## BEGIN Available data

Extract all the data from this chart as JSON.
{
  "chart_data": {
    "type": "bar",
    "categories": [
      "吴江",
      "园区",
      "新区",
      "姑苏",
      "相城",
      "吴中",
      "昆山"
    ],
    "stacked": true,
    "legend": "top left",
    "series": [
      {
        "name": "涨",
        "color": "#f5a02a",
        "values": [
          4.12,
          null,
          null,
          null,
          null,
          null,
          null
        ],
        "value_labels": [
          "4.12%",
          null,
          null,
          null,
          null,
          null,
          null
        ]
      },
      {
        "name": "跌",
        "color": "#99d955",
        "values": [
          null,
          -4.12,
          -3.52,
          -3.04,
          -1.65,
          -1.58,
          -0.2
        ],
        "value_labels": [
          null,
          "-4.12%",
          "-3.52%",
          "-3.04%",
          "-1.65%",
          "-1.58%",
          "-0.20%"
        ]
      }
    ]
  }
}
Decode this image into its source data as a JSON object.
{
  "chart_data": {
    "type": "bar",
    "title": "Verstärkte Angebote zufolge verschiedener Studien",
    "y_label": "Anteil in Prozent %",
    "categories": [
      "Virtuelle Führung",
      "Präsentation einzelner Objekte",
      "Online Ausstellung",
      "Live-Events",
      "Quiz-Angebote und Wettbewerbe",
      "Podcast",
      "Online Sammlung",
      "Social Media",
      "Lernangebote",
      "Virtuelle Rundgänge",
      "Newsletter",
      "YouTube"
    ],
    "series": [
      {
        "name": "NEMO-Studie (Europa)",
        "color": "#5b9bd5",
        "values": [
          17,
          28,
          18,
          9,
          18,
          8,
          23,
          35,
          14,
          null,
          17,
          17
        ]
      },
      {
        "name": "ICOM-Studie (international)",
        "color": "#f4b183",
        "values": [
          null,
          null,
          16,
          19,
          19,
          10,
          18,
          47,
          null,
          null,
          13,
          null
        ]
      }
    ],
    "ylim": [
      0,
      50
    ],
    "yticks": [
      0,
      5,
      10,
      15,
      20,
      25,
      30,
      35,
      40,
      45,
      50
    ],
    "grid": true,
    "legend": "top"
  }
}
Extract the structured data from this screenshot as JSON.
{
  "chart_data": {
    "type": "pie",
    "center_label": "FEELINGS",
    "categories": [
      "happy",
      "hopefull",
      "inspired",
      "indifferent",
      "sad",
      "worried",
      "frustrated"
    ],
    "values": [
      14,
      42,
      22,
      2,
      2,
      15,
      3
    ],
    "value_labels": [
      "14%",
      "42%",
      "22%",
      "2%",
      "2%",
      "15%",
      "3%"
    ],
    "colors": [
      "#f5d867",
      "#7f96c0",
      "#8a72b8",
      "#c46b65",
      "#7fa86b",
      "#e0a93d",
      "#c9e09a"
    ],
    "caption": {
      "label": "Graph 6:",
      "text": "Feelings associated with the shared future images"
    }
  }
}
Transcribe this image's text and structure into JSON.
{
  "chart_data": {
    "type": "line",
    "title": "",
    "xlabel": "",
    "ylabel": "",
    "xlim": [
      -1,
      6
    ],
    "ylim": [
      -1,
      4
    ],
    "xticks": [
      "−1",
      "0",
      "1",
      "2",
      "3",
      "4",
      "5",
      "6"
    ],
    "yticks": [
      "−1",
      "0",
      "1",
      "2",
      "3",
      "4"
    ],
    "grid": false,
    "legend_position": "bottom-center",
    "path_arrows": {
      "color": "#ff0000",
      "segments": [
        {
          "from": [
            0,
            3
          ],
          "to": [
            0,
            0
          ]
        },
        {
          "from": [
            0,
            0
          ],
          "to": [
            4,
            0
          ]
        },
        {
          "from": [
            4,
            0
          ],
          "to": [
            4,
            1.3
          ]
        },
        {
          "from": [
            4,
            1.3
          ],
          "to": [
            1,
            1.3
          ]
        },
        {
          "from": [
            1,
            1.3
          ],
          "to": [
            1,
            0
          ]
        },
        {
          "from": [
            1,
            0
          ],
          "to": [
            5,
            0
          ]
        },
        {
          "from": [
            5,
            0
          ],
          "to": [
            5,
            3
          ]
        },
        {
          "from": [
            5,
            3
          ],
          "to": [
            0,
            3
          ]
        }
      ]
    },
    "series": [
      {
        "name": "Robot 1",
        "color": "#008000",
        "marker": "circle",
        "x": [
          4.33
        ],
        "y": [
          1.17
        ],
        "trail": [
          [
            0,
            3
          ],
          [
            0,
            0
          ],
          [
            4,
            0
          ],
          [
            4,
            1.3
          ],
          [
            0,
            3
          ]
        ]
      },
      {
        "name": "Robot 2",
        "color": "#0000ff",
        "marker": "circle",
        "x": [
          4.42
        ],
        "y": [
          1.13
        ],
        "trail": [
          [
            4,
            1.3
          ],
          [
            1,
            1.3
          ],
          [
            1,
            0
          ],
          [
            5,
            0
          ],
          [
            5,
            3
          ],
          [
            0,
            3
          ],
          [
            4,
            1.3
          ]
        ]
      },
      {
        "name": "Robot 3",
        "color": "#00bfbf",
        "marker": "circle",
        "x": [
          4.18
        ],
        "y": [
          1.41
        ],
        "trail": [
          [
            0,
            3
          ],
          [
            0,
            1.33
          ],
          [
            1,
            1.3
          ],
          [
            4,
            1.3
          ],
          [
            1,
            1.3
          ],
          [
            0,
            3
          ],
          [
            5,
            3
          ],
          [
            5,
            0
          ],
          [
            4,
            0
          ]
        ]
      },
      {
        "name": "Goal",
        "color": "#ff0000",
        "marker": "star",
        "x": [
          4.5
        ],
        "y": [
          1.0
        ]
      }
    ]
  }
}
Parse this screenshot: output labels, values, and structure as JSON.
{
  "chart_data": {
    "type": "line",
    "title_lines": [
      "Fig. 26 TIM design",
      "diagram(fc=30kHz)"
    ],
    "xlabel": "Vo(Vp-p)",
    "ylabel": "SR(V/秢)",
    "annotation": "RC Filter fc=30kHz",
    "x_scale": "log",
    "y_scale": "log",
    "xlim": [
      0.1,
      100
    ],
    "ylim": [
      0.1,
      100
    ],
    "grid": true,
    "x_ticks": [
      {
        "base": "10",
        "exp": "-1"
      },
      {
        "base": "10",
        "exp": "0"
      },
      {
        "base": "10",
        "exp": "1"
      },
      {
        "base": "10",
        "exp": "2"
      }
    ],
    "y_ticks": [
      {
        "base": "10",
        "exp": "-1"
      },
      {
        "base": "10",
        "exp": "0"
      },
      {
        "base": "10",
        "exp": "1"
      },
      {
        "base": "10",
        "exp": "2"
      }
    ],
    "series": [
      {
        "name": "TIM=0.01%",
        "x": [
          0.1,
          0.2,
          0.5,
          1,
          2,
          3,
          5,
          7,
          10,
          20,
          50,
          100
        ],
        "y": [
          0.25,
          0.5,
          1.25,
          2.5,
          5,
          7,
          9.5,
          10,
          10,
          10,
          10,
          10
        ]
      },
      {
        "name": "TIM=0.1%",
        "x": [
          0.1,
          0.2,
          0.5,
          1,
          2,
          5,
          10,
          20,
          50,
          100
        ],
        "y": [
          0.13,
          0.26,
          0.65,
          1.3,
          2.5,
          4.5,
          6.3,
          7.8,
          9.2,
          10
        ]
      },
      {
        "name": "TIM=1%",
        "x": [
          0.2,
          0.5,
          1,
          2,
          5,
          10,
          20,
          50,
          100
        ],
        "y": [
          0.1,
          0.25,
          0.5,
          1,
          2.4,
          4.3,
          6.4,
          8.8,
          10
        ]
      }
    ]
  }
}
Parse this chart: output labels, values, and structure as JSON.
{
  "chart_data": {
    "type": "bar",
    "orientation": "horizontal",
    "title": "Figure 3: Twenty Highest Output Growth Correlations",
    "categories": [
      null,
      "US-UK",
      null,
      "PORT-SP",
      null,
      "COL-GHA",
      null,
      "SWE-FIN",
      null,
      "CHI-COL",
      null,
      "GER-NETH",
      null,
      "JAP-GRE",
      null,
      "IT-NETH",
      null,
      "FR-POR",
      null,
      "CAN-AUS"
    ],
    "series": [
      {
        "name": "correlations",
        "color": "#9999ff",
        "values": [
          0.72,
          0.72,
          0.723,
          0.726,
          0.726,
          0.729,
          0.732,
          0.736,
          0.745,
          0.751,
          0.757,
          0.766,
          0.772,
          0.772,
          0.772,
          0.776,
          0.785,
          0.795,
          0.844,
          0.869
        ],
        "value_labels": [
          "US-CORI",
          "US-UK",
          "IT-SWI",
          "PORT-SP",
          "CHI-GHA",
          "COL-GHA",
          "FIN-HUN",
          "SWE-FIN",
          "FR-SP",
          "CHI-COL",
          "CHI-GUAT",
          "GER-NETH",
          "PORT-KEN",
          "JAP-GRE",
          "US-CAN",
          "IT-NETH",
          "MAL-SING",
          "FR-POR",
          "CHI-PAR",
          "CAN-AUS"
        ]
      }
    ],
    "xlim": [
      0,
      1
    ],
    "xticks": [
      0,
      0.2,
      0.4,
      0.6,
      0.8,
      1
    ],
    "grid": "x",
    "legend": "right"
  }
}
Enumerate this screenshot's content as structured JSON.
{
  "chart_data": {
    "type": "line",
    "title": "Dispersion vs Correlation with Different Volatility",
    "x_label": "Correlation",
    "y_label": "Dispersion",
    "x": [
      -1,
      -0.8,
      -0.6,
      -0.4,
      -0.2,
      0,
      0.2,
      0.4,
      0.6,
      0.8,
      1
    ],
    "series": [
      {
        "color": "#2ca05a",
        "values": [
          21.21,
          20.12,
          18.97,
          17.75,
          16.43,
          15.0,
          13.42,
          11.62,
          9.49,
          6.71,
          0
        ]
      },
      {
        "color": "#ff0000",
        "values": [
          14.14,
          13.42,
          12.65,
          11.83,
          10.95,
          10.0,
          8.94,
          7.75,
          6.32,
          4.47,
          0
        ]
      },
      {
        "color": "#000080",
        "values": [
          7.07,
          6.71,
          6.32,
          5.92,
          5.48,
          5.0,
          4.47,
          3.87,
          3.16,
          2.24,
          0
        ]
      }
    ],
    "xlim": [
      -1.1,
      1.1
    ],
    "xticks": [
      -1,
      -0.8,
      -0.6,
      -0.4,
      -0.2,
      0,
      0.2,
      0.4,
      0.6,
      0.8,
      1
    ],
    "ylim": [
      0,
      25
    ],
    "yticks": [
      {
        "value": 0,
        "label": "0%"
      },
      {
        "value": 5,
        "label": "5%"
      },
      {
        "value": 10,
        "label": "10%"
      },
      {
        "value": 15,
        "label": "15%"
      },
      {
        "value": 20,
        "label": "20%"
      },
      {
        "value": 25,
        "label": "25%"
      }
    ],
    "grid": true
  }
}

## END Available data

Exercise requirements -
Extract every line containing the string "Dispersion" from the material.

Task solution -
    "title": "Dispersion vs Correlation with Different Volatility",
    "y_label": "Dispersion",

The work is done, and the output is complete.